Short task: Across the data below, how many lines hold "place"? Answer with that number and nothing else.
++++ Stored records
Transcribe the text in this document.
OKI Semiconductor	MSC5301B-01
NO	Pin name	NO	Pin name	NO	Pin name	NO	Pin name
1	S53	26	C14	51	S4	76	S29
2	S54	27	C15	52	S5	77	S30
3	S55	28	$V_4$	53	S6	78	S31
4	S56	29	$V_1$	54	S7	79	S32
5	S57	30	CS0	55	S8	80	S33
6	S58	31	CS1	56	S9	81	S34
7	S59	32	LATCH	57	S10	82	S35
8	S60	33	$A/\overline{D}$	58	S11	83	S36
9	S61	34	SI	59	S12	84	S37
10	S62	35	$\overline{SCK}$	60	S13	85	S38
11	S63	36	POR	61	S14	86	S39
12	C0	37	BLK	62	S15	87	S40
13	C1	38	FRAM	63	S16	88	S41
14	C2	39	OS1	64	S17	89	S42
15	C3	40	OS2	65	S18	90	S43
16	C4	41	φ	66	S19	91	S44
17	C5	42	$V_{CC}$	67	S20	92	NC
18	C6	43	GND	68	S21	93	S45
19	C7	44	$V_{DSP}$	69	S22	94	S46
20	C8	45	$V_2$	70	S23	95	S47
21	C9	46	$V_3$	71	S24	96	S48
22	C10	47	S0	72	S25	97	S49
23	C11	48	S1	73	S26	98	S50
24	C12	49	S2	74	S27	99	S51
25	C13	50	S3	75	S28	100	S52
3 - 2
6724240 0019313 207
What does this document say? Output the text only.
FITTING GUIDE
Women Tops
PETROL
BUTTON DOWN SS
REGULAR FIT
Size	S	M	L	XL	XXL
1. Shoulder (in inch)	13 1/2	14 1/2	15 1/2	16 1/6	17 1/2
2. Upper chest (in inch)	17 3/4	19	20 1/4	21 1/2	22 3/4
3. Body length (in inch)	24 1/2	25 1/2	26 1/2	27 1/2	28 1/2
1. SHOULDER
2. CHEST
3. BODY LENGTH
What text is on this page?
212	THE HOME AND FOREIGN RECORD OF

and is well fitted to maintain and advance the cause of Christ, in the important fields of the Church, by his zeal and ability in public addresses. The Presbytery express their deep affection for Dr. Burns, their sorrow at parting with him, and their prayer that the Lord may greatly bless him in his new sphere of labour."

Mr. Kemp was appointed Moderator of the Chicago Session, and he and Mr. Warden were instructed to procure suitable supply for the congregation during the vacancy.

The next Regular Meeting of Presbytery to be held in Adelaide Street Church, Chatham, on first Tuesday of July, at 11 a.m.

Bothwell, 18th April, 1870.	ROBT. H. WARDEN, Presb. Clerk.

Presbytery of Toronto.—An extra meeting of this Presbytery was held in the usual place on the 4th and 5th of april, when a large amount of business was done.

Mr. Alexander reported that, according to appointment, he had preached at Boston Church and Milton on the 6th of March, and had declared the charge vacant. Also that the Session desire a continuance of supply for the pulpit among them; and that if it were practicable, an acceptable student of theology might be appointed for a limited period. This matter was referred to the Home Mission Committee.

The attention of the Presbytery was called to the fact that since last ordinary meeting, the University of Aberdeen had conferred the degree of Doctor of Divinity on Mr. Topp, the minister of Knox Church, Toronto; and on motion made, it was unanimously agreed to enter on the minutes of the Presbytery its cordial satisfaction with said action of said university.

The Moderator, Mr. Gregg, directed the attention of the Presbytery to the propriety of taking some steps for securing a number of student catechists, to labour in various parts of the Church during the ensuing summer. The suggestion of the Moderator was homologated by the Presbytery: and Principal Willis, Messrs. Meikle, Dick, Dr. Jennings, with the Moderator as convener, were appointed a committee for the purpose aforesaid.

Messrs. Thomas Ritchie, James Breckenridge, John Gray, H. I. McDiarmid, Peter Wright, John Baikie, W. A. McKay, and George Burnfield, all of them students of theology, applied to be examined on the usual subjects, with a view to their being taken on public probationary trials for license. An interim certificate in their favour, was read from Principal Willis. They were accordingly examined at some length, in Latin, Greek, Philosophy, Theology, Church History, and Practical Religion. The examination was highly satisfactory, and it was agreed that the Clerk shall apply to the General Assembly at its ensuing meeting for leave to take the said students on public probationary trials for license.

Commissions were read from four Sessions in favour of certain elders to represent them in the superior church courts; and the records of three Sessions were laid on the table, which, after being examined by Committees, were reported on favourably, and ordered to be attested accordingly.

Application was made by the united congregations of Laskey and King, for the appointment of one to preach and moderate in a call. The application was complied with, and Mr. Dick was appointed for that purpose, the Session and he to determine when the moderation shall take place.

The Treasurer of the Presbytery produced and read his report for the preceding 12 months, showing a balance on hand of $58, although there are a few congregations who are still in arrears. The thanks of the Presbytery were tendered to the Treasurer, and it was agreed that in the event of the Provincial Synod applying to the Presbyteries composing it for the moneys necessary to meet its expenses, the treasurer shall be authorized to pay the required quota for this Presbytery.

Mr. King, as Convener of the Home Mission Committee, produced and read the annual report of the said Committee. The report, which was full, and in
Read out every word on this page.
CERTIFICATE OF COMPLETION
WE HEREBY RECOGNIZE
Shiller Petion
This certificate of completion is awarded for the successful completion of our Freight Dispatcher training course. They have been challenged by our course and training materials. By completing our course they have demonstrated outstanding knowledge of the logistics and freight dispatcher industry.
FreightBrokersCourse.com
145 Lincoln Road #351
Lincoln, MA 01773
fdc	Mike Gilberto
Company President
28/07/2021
++++++++
Solution to the exercise: 2